Direction: Reply with the count of lines holding "true", nothing more.

Records for this task:
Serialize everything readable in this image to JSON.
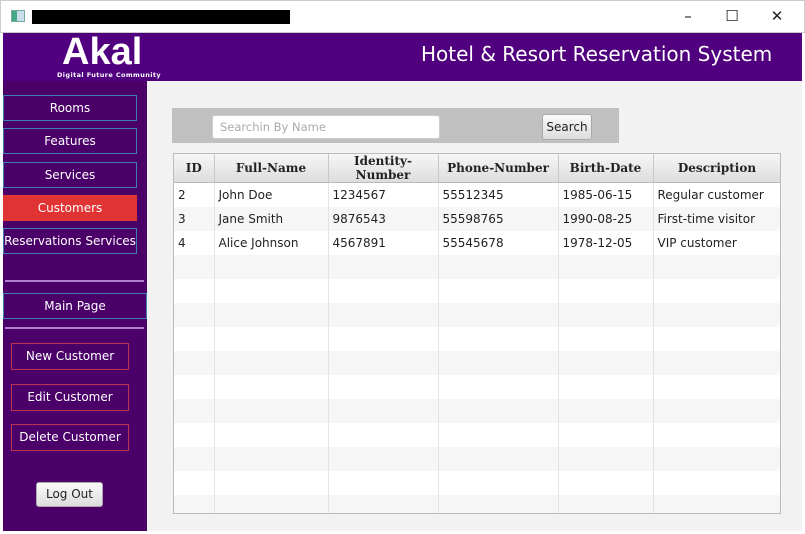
{
  "window": {
    "controls": [
      "minimize",
      "maximize",
      "close"
    ]
  },
  "header": {
    "logo": "Akal",
    "logo_sub": "Digital Future Community",
    "title": "Hotel & Resort Reservation System"
  },
  "sidebar": {
    "nav": [
      {
        "label": "Rooms"
      },
      {
        "label": "Features"
      },
      {
        "label": "Services"
      },
      {
        "label": "Customers",
        "active": true
      },
      {
        "label": "Reservations Services"
      }
    ],
    "main_page": "Main Page",
    "actions": [
      {
        "label": "New Customer"
      },
      {
        "label": "Edit Customer"
      },
      {
        "label": "Delete Customer"
      }
    ],
    "logout": "Log Out"
  },
  "search": {
    "placeholder": "Searchin By Name",
    "value": "",
    "button": "Search"
  },
  "table": {
    "columns": [
      "ID",
      "Full-Name",
      "Identity-Number",
      "Phone-Number",
      "Birth-Date",
      "Description"
    ],
    "rows": [
      [
        "2",
        "John Doe",
        "1234567",
        "55512345",
        "1985-06-15",
        "Regular customer"
      ],
      [
        "3",
        "Jane Smith",
        "9876543",
        "55598765",
        "1990-08-25",
        "First-time visitor"
      ],
      [
        "4",
        "Alice Johnson",
        "4567891",
        "55545678",
        "1978-12-05",
        "VIP customer"
      ]
    ]
  },
  "colors": {
    "header": "#50007f",
    "sidebar": "#4a0068",
    "active": "#e03434"
  }
}
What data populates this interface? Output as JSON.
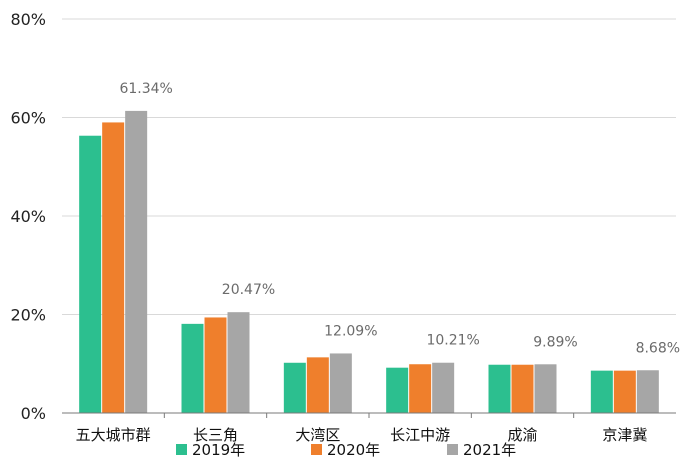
{
  "chart_data": {
    "type": "bar",
    "categories": [
      "五大城市群",
      "长三角",
      "大湾区",
      "长江中游",
      "成渝",
      "京津冀"
    ],
    "series": [
      {
        "name": "2019年",
        "color": "#2cbf8f",
        "values": [
          56.3,
          18.1,
          10.2,
          9.2,
          9.8,
          8.6
        ]
      },
      {
        "name": "2020年",
        "color": "#ef7f2c",
        "values": [
          59.0,
          19.4,
          11.3,
          9.9,
          9.8,
          8.6
        ]
      },
      {
        "name": "2021年",
        "color": "#a6a6a6",
        "values": [
          61.34,
          20.47,
          12.09,
          10.21,
          9.89,
          8.68
        ]
      }
    ],
    "data_labels": [
      "61.34%",
      "20.47%",
      "12.09%",
      "10.21%",
      "9.89%",
      "8.68%"
    ],
    "y_ticks": [
      "0%",
      "20%",
      "40%",
      "60%",
      "80%"
    ],
    "ylim": [
      0,
      80
    ],
    "grid": true,
    "legend_position": "bottom"
  }
}
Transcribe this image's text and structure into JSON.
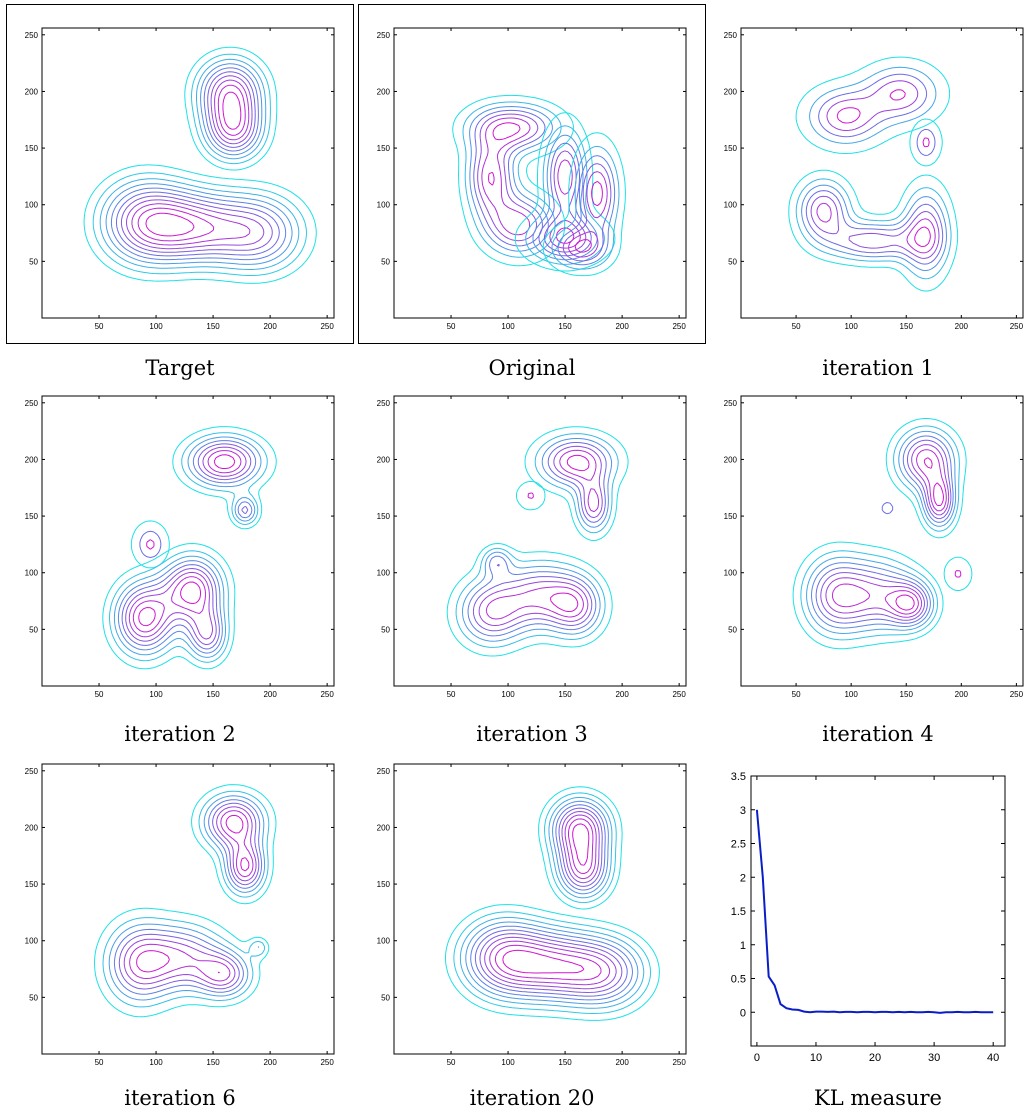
{
  "colors": {
    "outer": "#1EE1E6",
    "mid": "#6C6CE6",
    "inner": "#D214D2",
    "kl_line": "#0A1EC8"
  },
  "panels": [
    {
      "caption": "Target",
      "framed": true,
      "xticks": [
        "50",
        "100",
        "150",
        "200",
        "250"
      ],
      "yticks": [
        "50",
        "100",
        "150",
        "200",
        "250"
      ],
      "blobs": [
        {
          "levels": 11,
          "components": [
            {
              "x": 90,
              "y": 85,
              "sx": 28,
              "sy": 26,
              "w": 1.0
            },
            {
              "x": 135,
              "y": 80,
              "sx": 30,
              "sy": 22,
              "w": 0.9
            },
            {
              "x": 190,
              "y": 75,
              "sx": 28,
              "sy": 24,
              "w": 0.85
            }
          ]
        },
        {
          "levels": 10,
          "components": [
            {
              "x": 165,
              "y": 200,
              "sx": 20,
              "sy": 20,
              "w": 1.0
            },
            {
              "x": 168,
              "y": 165,
              "sx": 18,
              "sy": 18,
              "w": 0.9
            }
          ]
        }
      ]
    },
    {
      "caption": "Original",
      "framed": true,
      "xticks": [
        "50",
        "100",
        "150",
        "200",
        "250"
      ],
      "yticks": [
        "50",
        "100",
        "150",
        "200",
        "250"
      ],
      "blobs": [
        {
          "levels": 7,
          "components": [
            {
              "x": 85,
              "y": 125,
              "sx": 14,
              "sy": 24,
              "w": 1.0
            },
            {
              "x": 105,
              "y": 168,
              "sx": 26,
              "sy": 14,
              "w": 1.0
            },
            {
              "x": 110,
              "y": 82,
              "sx": 20,
              "sy": 18,
              "w": 0.95
            }
          ]
        },
        {
          "levels": 7,
          "components": [
            {
              "x": 150,
              "y": 125,
              "sx": 12,
              "sy": 28,
              "w": 1.0
            },
            {
              "x": 150,
              "y": 70,
              "sx": 22,
              "sy": 14,
              "w": 0.95
            }
          ]
        },
        {
          "levels": 6,
          "components": [
            {
              "x": 178,
              "y": 110,
              "sx": 12,
              "sy": 26,
              "w": 1.0
            },
            {
              "x": 163,
              "y": 62,
              "sx": 16,
              "sy": 12,
              "w": 0.9
            }
          ]
        }
      ]
    },
    {
      "caption": "iteration 1",
      "framed": false,
      "xticks": [
        "50",
        "100",
        "150",
        "200",
        "250"
      ],
      "yticks": [
        "50",
        "100",
        "150",
        "200",
        "250"
      ],
      "blobs": [
        {
          "levels": 5,
          "components": [
            {
              "x": 95,
              "y": 178,
              "sx": 22,
              "sy": 16,
              "w": 1.0
            },
            {
              "x": 145,
              "y": 198,
              "sx": 22,
              "sy": 16,
              "w": 0.95
            }
          ]
        },
        {
          "levels": 3,
          "components": [
            {
              "x": 168,
              "y": 155,
              "sx": 7,
              "sy": 10,
              "w": 1.0
            }
          ]
        },
        {
          "levels": 7,
          "components": [
            {
              "x": 75,
              "y": 95,
              "sx": 16,
              "sy": 18,
              "w": 1.0
            },
            {
              "x": 120,
              "y": 68,
              "sx": 28,
              "sy": 12,
              "w": 0.9
            },
            {
              "x": 168,
              "y": 75,
              "sx": 14,
              "sy": 26,
              "w": 1.0
            }
          ]
        }
      ]
    },
    {
      "caption": "iteration 2",
      "framed": false,
      "xticks": [
        "50",
        "100",
        "150",
        "200",
        "250"
      ],
      "yticks": [
        "50",
        "100",
        "150",
        "200",
        "250"
      ],
      "blobs": [
        {
          "levels": 8,
          "components": [
            {
              "x": 160,
              "y": 198,
              "sx": 22,
              "sy": 15,
              "w": 1.0
            },
            {
              "x": 178,
              "y": 155,
              "sx": 8,
              "sy": 9,
              "w": 0.6
            }
          ]
        },
        {
          "levels": 3,
          "components": [
            {
              "x": 95,
              "y": 125,
              "sx": 8,
              "sy": 10,
              "w": 1.0
            }
          ]
        },
        {
          "levels": 9,
          "components": [
            {
              "x": 90,
              "y": 60,
              "sx": 18,
              "sy": 22,
              "w": 1.0
            },
            {
              "x": 132,
              "y": 85,
              "sx": 18,
              "sy": 20,
              "w": 1.0
            },
            {
              "x": 145,
              "y": 45,
              "sx": 12,
              "sy": 16,
              "w": 0.7
            }
          ]
        }
      ]
    },
    {
      "caption": "iteration 3",
      "framed": false,
      "xticks": [
        "50",
        "100",
        "150",
        "200",
        "250"
      ],
      "yticks": [
        "50",
        "100",
        "150",
        "200",
        "250"
      ],
      "blobs": [
        {
          "levels": 7,
          "components": [
            {
              "x": 160,
              "y": 198,
              "sx": 22,
              "sy": 15,
              "w": 1.0
            },
            {
              "x": 175,
              "y": 160,
              "sx": 10,
              "sy": 16,
              "w": 0.85
            }
          ]
        },
        {
          "levels": 2,
          "components": [
            {
              "x": 120,
              "y": 168,
              "sx": 6,
              "sy": 6,
              "w": 1.0
            }
          ]
        },
        {
          "levels": 8,
          "components": [
            {
              "x": 85,
              "y": 65,
              "sx": 20,
              "sy": 20,
              "w": 1.0
            },
            {
              "x": 128,
              "y": 80,
              "sx": 24,
              "sy": 20,
              "w": 1.0
            },
            {
              "x": 160,
              "y": 70,
              "sx": 16,
              "sy": 18,
              "w": 0.9
            },
            {
              "x": 90,
              "y": 110,
              "sx": 9,
              "sy": 9,
              "w": 0.6
            }
          ]
        }
      ]
    },
    {
      "caption": "iteration 4",
      "framed": false,
      "xticks": [
        "50",
        "100",
        "150",
        "200",
        "250"
      ],
      "yticks": [
        "50",
        "100",
        "150",
        "200",
        "250"
      ],
      "blobs": [
        {
          "levels": 8,
          "components": [
            {
              "x": 168,
              "y": 200,
              "sx": 18,
              "sy": 18,
              "w": 1.0
            },
            {
              "x": 180,
              "y": 163,
              "sx": 10,
              "sy": 16,
              "w": 1.0
            }
          ]
        },
        {
          "levels": 1,
          "components": [
            {
              "x": 133,
              "y": 157,
              "sx": 4,
              "sy": 4,
              "w": 1.0
            }
          ]
        },
        {
          "levels": 2,
          "components": [
            {
              "x": 197,
              "y": 99,
              "sx": 6,
              "sy": 7,
              "w": 1.0
            }
          ]
        },
        {
          "levels": 9,
          "components": [
            {
              "x": 85,
              "y": 80,
              "sx": 20,
              "sy": 24,
              "w": 1.0
            },
            {
              "x": 125,
              "y": 80,
              "sx": 24,
              "sy": 22,
              "w": 0.95
            },
            {
              "x": 155,
              "y": 72,
              "sx": 14,
              "sy": 14,
              "w": 1.0
            }
          ]
        }
      ]
    },
    {
      "caption": "iteration 6",
      "framed": false,
      "xticks": [
        "50",
        "100",
        "150",
        "200",
        "250"
      ],
      "yticks": [
        "50",
        "100",
        "150",
        "200",
        "250"
      ],
      "blobs": [
        {
          "levels": 8,
          "components": [
            {
              "x": 168,
              "y": 205,
              "sx": 18,
              "sy": 16,
              "w": 1.0
            },
            {
              "x": 178,
              "y": 165,
              "sx": 12,
              "sy": 16,
              "w": 0.95
            }
          ]
        },
        {
          "levels": 8,
          "components": [
            {
              "x": 85,
              "y": 80,
              "sx": 20,
              "sy": 24,
              "w": 1.0
            },
            {
              "x": 125,
              "y": 85,
              "sx": 24,
              "sy": 20,
              "w": 0.9
            },
            {
              "x": 160,
              "y": 70,
              "sx": 16,
              "sy": 14,
              "w": 0.9
            },
            {
              "x": 190,
              "y": 94,
              "sx": 6,
              "sy": 6,
              "w": 0.4
            }
          ]
        }
      ]
    },
    {
      "caption": "iteration 20",
      "framed": false,
      "xticks": [
        "50",
        "100",
        "150",
        "200",
        "250"
      ],
      "yticks": [
        "50",
        "100",
        "150",
        "200",
        "250"
      ],
      "blobs": [
        {
          "levels": 11,
          "components": [
            {
              "x": 95,
              "y": 85,
              "sx": 26,
              "sy": 24,
              "w": 1.0
            },
            {
              "x": 140,
              "y": 78,
              "sx": 28,
              "sy": 22,
              "w": 0.9
            },
            {
              "x": 185,
              "y": 72,
              "sx": 26,
              "sy": 22,
              "w": 0.85
            }
          ]
        },
        {
          "levels": 10,
          "components": [
            {
              "x": 163,
              "y": 200,
              "sx": 18,
              "sy": 18,
              "w": 1.0
            },
            {
              "x": 166,
              "y": 163,
              "sx": 16,
              "sy": 18,
              "w": 0.9
            }
          ]
        }
      ]
    }
  ],
  "chart_data": {
    "type": "line",
    "title": "KL measure",
    "xlabel": "",
    "ylabel": "",
    "xlim": [
      -1,
      42
    ],
    "ylim": [
      -0.5,
      3.5
    ],
    "xticks": [
      "0",
      "10",
      "20",
      "30",
      "40"
    ],
    "yticks": [
      "0",
      "0.5",
      "1",
      "1.5",
      "2",
      "2.5",
      "3",
      "3.5"
    ],
    "x": [
      0,
      1,
      2,
      3,
      4,
      5,
      6,
      7,
      8,
      9,
      10,
      11,
      12,
      13,
      14,
      15,
      16,
      17,
      18,
      19,
      20,
      21,
      22,
      23,
      24,
      25,
      26,
      27,
      28,
      29,
      30,
      31,
      32,
      33,
      34,
      35,
      36,
      37,
      38,
      39,
      40
    ],
    "y": [
      3.0,
      2.0,
      0.53,
      0.4,
      0.12,
      0.06,
      0.04,
      0.035,
      0.01,
      0.0,
      0.01,
      0.01,
      0.005,
      0.01,
      0.0,
      0.005,
      0.005,
      0.0,
      0.005,
      0.005,
      0.0,
      0.005,
      0.005,
      0.0,
      0.005,
      0.0,
      0.005,
      0.0,
      0.0,
      0.005,
      0.0,
      -0.01,
      0.0,
      0.0,
      0.005,
      0.0,
      0.0,
      0.005,
      0.0,
      0.0,
      0.0
    ]
  }
}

Exercise response: 4